Migrating catalog assets (IBM Knowledge Catalog)

Use cpd-cli commands to export and import catalog assets within a single Cloud Pak for Data cluster or between different clusters.

Prerequisites

Required roles
To complete this task, you must have one of the following roles:
  • Cluster administrator
  • Instance administrator
Limitation
  • Catalog access control and settings cannot be exported or imported.
  • Assets notes cannot be migrated.
  • Assets reviews and ratings cannot be migrated.

Before you begin

Before you can use the export import utility, complete the following tasks:

  1. Verify that you created a cpd-cli profile on your workstation. For more information, see Creating a profile to use the cpd-cli management commands.

  2. Verify that the required persistent volume claim (PVC) exists in the operands project for the instance oc get pvc export-import-pvc --namespace=${PROJECT_CPD_INST_OPERANDS}. If the PVC doesn't exist, see Preparing to use the Cloud Pak for Data export and import utility.

  3. Initialize the export import utility on your workstation. For more information, see Initializing the export import utility.

  4. Verify that the catalog-api-aux auxiliary module is available by running the following command:

    cpd-cli export-import list aux-modules \
    --namespace=${PROJECT_CPD_INST_OPERANDS} \
    --profile=${CPD_PROFILE_NAME} \
    --arch=${CPU_ARCH}
    

Supported asset types

You can export and import the following catalog assets:

  • connection
  • data_asset
  • BI reports
  • Logical data models (LDMs)

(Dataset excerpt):

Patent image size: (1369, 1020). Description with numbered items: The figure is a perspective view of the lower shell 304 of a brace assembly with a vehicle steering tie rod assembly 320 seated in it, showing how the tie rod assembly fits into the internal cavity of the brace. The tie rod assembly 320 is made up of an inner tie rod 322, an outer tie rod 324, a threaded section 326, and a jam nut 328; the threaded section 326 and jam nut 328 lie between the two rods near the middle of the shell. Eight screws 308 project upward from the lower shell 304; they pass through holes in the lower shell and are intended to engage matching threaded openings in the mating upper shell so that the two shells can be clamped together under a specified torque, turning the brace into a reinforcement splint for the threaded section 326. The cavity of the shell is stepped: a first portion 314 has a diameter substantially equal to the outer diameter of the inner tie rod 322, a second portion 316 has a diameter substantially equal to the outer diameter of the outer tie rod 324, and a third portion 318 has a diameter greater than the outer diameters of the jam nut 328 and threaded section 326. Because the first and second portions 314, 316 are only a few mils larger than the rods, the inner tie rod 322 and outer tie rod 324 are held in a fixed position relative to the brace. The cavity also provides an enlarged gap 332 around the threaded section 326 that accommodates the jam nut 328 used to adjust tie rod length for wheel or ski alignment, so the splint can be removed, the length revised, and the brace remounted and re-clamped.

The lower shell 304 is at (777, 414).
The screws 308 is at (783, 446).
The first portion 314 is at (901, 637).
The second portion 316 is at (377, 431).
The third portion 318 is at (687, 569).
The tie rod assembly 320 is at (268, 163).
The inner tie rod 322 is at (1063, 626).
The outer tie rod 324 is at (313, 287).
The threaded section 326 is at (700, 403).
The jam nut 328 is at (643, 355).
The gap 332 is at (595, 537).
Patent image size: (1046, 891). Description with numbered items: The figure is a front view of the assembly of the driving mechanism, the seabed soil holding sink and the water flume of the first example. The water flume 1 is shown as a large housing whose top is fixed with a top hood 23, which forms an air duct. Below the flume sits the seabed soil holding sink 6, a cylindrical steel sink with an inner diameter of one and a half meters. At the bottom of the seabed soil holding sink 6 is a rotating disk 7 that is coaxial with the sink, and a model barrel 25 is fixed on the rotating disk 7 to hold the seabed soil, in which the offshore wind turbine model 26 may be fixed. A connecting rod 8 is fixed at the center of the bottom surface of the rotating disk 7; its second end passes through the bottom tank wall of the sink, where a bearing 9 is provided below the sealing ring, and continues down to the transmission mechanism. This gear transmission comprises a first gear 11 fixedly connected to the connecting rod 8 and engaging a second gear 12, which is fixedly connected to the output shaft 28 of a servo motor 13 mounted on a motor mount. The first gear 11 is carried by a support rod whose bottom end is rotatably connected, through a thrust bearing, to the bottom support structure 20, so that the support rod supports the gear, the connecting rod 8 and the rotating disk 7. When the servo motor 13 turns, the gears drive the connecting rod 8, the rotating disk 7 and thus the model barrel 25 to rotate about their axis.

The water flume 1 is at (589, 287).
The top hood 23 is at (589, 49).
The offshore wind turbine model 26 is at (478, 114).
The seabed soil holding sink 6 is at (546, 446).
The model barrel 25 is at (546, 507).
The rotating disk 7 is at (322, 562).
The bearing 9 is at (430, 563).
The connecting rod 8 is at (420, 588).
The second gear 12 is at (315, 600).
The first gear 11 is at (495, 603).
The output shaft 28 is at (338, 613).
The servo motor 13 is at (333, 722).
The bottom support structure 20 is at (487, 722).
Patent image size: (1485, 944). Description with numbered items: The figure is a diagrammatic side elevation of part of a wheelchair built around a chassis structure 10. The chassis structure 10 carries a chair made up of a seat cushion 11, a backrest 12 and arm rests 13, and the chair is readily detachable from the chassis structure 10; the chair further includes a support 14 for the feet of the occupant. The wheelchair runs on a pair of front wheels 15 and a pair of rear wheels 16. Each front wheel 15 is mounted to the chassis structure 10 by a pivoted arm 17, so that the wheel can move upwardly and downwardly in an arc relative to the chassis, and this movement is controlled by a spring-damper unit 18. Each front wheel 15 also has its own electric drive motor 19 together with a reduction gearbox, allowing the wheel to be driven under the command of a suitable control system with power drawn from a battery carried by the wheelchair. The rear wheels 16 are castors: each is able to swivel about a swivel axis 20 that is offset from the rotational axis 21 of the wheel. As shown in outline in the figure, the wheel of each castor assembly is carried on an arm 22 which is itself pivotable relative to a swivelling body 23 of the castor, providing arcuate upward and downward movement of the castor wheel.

(Aim):
Using the page on migrating catalog assets, list every catalog asset type that it says can be exported and imported. You will not need the records.

(Exercise answer):
- connection
- data_asset
- BI reports
- Logical data models (LDMs)